* _The records_:
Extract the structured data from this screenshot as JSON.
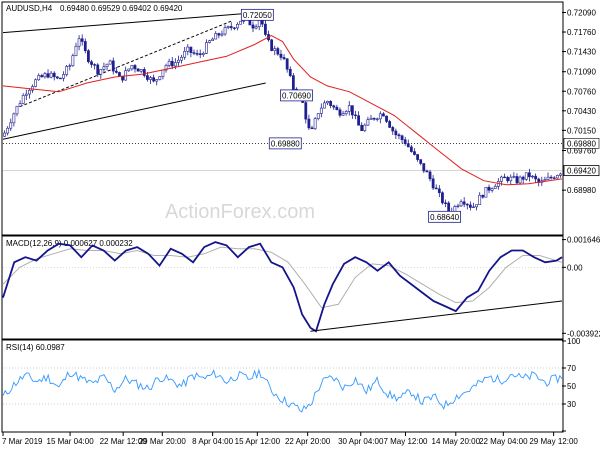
{
  "chart_data": [
    {
      "type": "candlestick",
      "panel": "price",
      "info": {
        "symbol_tf": "AUDUSD,H4",
        "ohlc": "0.69480 0.69529 0.69402 0.69420"
      },
      "watermark": "ActionForex.com",
      "ylim": [
        0.6835,
        0.7225
      ],
      "yticks": [
        {
          "value": 0.7209,
          "label": "0.72090"
        },
        {
          "value": 0.7176,
          "label": "0.71760"
        },
        {
          "value": 0.7143,
          "label": "0.71430"
        },
        {
          "value": 0.7109,
          "label": "0.71090"
        },
        {
          "value": 0.7076,
          "label": "0.70760"
        },
        {
          "value": 0.7043,
          "label": "0.70430"
        },
        {
          "value": 0.701,
          "label": "0.70150"
        },
        {
          "value": 0.6976,
          "label": "0.69760"
        },
        {
          "value": 0.6909,
          "label": "0.68980"
        }
      ],
      "levels": [
        {
          "value": 0.6988,
          "label": "0.69880",
          "style": "dotted"
        }
      ],
      "current_price": {
        "value": 0.6942,
        "label": "0.69420"
      },
      "annotations": [
        {
          "label": "0.72050",
          "t": 0.455,
          "value": 0.7205
        },
        {
          "label": "0.70690",
          "t": 0.525,
          "value": 0.7069
        },
        {
          "label": "0.69880",
          "t": 0.505,
          "value": 0.6988
        },
        {
          "label": "0.68640",
          "t": 0.79,
          "value": 0.6864
        }
      ],
      "close_path": [
        [
          0.0,
          0.7
        ],
        [
          0.02,
          0.704
        ],
        [
          0.04,
          0.7075
        ],
        [
          0.06,
          0.7095
        ],
        [
          0.08,
          0.7105
        ],
        [
          0.1,
          0.7095
        ],
        [
          0.12,
          0.712
        ],
        [
          0.135,
          0.717
        ],
        [
          0.15,
          0.7135
        ],
        [
          0.17,
          0.711
        ],
        [
          0.19,
          0.7125
        ],
        [
          0.21,
          0.7095
        ],
        [
          0.23,
          0.712
        ],
        [
          0.25,
          0.711
        ],
        [
          0.27,
          0.709
        ],
        [
          0.29,
          0.712
        ],
        [
          0.31,
          0.7125
        ],
        [
          0.33,
          0.7145
        ],
        [
          0.35,
          0.7135
        ],
        [
          0.37,
          0.716
        ],
        [
          0.39,
          0.7175
        ],
        [
          0.41,
          0.7185
        ],
        [
          0.43,
          0.72
        ],
        [
          0.45,
          0.7185
        ],
        [
          0.46,
          0.7205
        ],
        [
          0.47,
          0.7165
        ],
        [
          0.48,
          0.715
        ],
        [
          0.5,
          0.7135
        ],
        [
          0.52,
          0.708
        ],
        [
          0.535,
          0.706
        ],
        [
          0.55,
          0.7
        ],
        [
          0.565,
          0.7045
        ],
        [
          0.58,
          0.706
        ],
        [
          0.6,
          0.704
        ],
        [
          0.62,
          0.705
        ],
        [
          0.64,
          0.701
        ],
        [
          0.66,
          0.703
        ],
        [
          0.68,
          0.704
        ],
        [
          0.7,
          0.7005
        ],
        [
          0.72,
          0.699
        ],
        [
          0.74,
          0.696
        ],
        [
          0.76,
          0.6935
        ],
        [
          0.78,
          0.69
        ],
        [
          0.8,
          0.687
        ],
        [
          0.82,
          0.6895
        ],
        [
          0.84,
          0.688
        ],
        [
          0.86,
          0.6905
        ],
        [
          0.88,
          0.692
        ],
        [
          0.9,
          0.693
        ],
        [
          0.92,
          0.6925
        ],
        [
          0.94,
          0.6935
        ],
        [
          0.96,
          0.692
        ],
        [
          0.98,
          0.693
        ],
        [
          1.0,
          0.6942
        ]
      ],
      "ma_path": [
        [
          0.0,
          0.7085
        ],
        [
          0.05,
          0.708
        ],
        [
          0.1,
          0.7075
        ],
        [
          0.15,
          0.709
        ],
        [
          0.2,
          0.71
        ],
        [
          0.25,
          0.7105
        ],
        [
          0.3,
          0.7115
        ],
        [
          0.35,
          0.7125
        ],
        [
          0.4,
          0.7135
        ],
        [
          0.45,
          0.7155
        ],
        [
          0.48,
          0.717
        ],
        [
          0.5,
          0.716
        ],
        [
          0.52,
          0.713
        ],
        [
          0.55,
          0.71
        ],
        [
          0.58,
          0.7085
        ],
        [
          0.62,
          0.7075
        ],
        [
          0.66,
          0.7055
        ],
        [
          0.7,
          0.7035
        ],
        [
          0.74,
          0.7005
        ],
        [
          0.78,
          0.6975
        ],
        [
          0.82,
          0.6945
        ],
        [
          0.86,
          0.6925
        ],
        [
          0.9,
          0.6918
        ],
        [
          0.94,
          0.692
        ],
        [
          1.0,
          0.6928
        ]
      ],
      "trendlines": [
        {
          "from": [
            0.0,
            0.7175
          ],
          "to": [
            0.47,
            0.721
          ],
          "style": "solid"
        },
        {
          "from": [
            0.0,
            0.6995
          ],
          "to": [
            0.47,
            0.709
          ],
          "style": "solid"
        },
        {
          "from": [
            0.03,
            0.705
          ],
          "to": [
            0.41,
            0.7195
          ],
          "style": "dashed"
        }
      ]
    },
    {
      "type": "line",
      "panel": "macd",
      "label": "MACD(12,26,9) 0.000627 0.000232",
      "ylim": [
        -0.0042,
        0.0018
      ],
      "yticks": [
        {
          "value": 0.001646,
          "label": "0.001646"
        },
        {
          "value": 0.0,
          "label": "0.00"
        },
        {
          "value": -0.003922,
          "label": "-0.003922"
        }
      ],
      "macd_path": [
        [
          0.0,
          -0.0018
        ],
        [
          0.02,
          0.0003
        ],
        [
          0.04,
          0.0006
        ],
        [
          0.06,
          0.0004
        ],
        [
          0.08,
          0.001
        ],
        [
          0.1,
          0.0014
        ],
        [
          0.12,
          0.0013
        ],
        [
          0.14,
          0.0006
        ],
        [
          0.16,
          0.0013
        ],
        [
          0.18,
          0.001
        ],
        [
          0.2,
          0.0004
        ],
        [
          0.22,
          0.001
        ],
        [
          0.24,
          0.0012
        ],
        [
          0.26,
          0.0008
        ],
        [
          0.28,
          0.0001
        ],
        [
          0.3,
          0.0011
        ],
        [
          0.32,
          0.0008
        ],
        [
          0.34,
          0.0003
        ],
        [
          0.36,
          0.0012
        ],
        [
          0.38,
          0.0015
        ],
        [
          0.4,
          0.0013
        ],
        [
          0.42,
          0.0006
        ],
        [
          0.44,
          0.0012
        ],
        [
          0.46,
          0.0014
        ],
        [
          0.48,
          0.0003
        ],
        [
          0.5,
          0.0
        ],
        [
          0.52,
          -0.0012
        ],
        [
          0.535,
          -0.0028
        ],
        [
          0.55,
          -0.0036
        ],
        [
          0.56,
          -0.0038
        ],
        [
          0.575,
          -0.0022
        ],
        [
          0.59,
          -0.001
        ],
        [
          0.61,
          0.0002
        ],
        [
          0.63,
          0.0006
        ],
        [
          0.65,
          0.0003
        ],
        [
          0.67,
          -0.0002
        ],
        [
          0.69,
          0.0003
        ],
        [
          0.71,
          -0.0005
        ],
        [
          0.73,
          -0.001
        ],
        [
          0.75,
          -0.0015
        ],
        [
          0.77,
          -0.002
        ],
        [
          0.79,
          -0.0023
        ],
        [
          0.81,
          -0.0026
        ],
        [
          0.83,
          -0.0018
        ],
        [
          0.85,
          -0.0014
        ],
        [
          0.87,
          -0.0002
        ],
        [
          0.89,
          0.0006
        ],
        [
          0.91,
          0.001
        ],
        [
          0.93,
          0.001
        ],
        [
          0.95,
          0.0006
        ],
        [
          0.97,
          0.0003
        ],
        [
          0.99,
          0.0004
        ],
        [
          1.0,
          0.0006
        ]
      ],
      "signal_path": [
        [
          0.0,
          -0.001
        ],
        [
          0.03,
          0.0
        ],
        [
          0.06,
          0.0005
        ],
        [
          0.09,
          0.0008
        ],
        [
          0.12,
          0.0011
        ],
        [
          0.15,
          0.001
        ],
        [
          0.18,
          0.001
        ],
        [
          0.21,
          0.0008
        ],
        [
          0.24,
          0.001
        ],
        [
          0.27,
          0.0007
        ],
        [
          0.3,
          0.0007
        ],
        [
          0.33,
          0.0006
        ],
        [
          0.36,
          0.0008
        ],
        [
          0.39,
          0.0012
        ],
        [
          0.42,
          0.0011
        ],
        [
          0.45,
          0.0011
        ],
        [
          0.48,
          0.0009
        ],
        [
          0.51,
          0.0003
        ],
        [
          0.54,
          -0.001
        ],
        [
          0.57,
          -0.0024
        ],
        [
          0.6,
          -0.0022
        ],
        [
          0.63,
          -0.0006
        ],
        [
          0.66,
          0.0002
        ],
        [
          0.69,
          0.0001
        ],
        [
          0.72,
          -0.0004
        ],
        [
          0.75,
          -0.001
        ],
        [
          0.78,
          -0.0016
        ],
        [
          0.81,
          -0.0021
        ],
        [
          0.84,
          -0.002
        ],
        [
          0.87,
          -0.0012
        ],
        [
          0.9,
          0.0
        ],
        [
          0.93,
          0.0007
        ],
        [
          0.96,
          0.0007
        ],
        [
          1.0,
          0.0003
        ]
      ],
      "trendline": {
        "from": [
          0.55,
          -0.0038
        ],
        "to": [
          1.0,
          -0.002
        ]
      }
    },
    {
      "type": "line",
      "panel": "rsi",
      "label": "RSI(14) 60.0987",
      "ylim": [
        0,
        100
      ],
      "yticks": [
        {
          "value": 100,
          "label": "100"
        },
        {
          "value": 70,
          "label": "70"
        },
        {
          "value": 50,
          "label": "50"
        },
        {
          "value": 30,
          "label": "30"
        },
        {
          "value": 0,
          "label": "0"
        }
      ],
      "levels": [
        70,
        30
      ],
      "rsi_path": [
        [
          0.0,
          38
        ],
        [
          0.02,
          52
        ],
        [
          0.04,
          62
        ],
        [
          0.06,
          55
        ],
        [
          0.08,
          60
        ],
        [
          0.1,
          48
        ],
        [
          0.12,
          66
        ],
        [
          0.14,
          58
        ],
        [
          0.16,
          52
        ],
        [
          0.18,
          60
        ],
        [
          0.2,
          46
        ],
        [
          0.22,
          58
        ],
        [
          0.24,
          52
        ],
        [
          0.26,
          47
        ],
        [
          0.28,
          60
        ],
        [
          0.3,
          56
        ],
        [
          0.32,
          50
        ],
        [
          0.34,
          62
        ],
        [
          0.36,
          58
        ],
        [
          0.38,
          64
        ],
        [
          0.4,
          55
        ],
        [
          0.42,
          62
        ],
        [
          0.44,
          58
        ],
        [
          0.46,
          66
        ],
        [
          0.48,
          45
        ],
        [
          0.5,
          35
        ],
        [
          0.52,
          28
        ],
        [
          0.535,
          22
        ],
        [
          0.55,
          30
        ],
        [
          0.57,
          54
        ],
        [
          0.59,
          60
        ],
        [
          0.61,
          48
        ],
        [
          0.63,
          58
        ],
        [
          0.65,
          44
        ],
        [
          0.67,
          56
        ],
        [
          0.69,
          40
        ],
        [
          0.71,
          36
        ],
        [
          0.73,
          44
        ],
        [
          0.75,
          32
        ],
        [
          0.77,
          38
        ],
        [
          0.79,
          28
        ],
        [
          0.81,
          38
        ],
        [
          0.83,
          44
        ],
        [
          0.85,
          52
        ],
        [
          0.87,
          60
        ],
        [
          0.89,
          56
        ],
        [
          0.91,
          64
        ],
        [
          0.93,
          58
        ],
        [
          0.95,
          62
        ],
        [
          0.97,
          54
        ],
        [
          1.0,
          60
        ]
      ]
    }
  ],
  "x_axis": {
    "ticks": [
      {
        "t": 0.0,
        "label": "7 Mar 2019"
      },
      {
        "t": 0.12,
        "label": "15 Mar 04:00"
      },
      {
        "t": 0.215,
        "label": "22 Mar 12:00"
      },
      {
        "t": 0.285,
        "label": "29 Mar 20:00"
      },
      {
        "t": 0.375,
        "label": "8 Apr 04:00"
      },
      {
        "t": 0.455,
        "label": "15 Apr 12:00"
      },
      {
        "t": 0.545,
        "label": "22 Apr 20:00"
      },
      {
        "t": 0.64,
        "label": "30 Apr 04:00"
      },
      {
        "t": 0.72,
        "label": "7 May 12:00"
      },
      {
        "t": 0.81,
        "label": "14 May 20:00"
      },
      {
        "t": 0.895,
        "label": "22 May 04:00"
      },
      {
        "t": 0.985,
        "label": "29 May 12:00"
      }
    ]
  },
  "colors": {
    "candle_up": "#ffffff",
    "candle_down": "#1f1f8f",
    "ma": "#e02020",
    "macd": "#14148c",
    "signal": "#b0b0b0",
    "rsi": "#3399ff",
    "trendline": "#000000",
    "annotation_bg": "#ffffff",
    "annotation_border": "#1f1f8f",
    "watermark": "#d8d8d8"
  }
}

* _What the exercise asks_: Determine the number of lines containing "style". Write only that number.

* _Result_: 4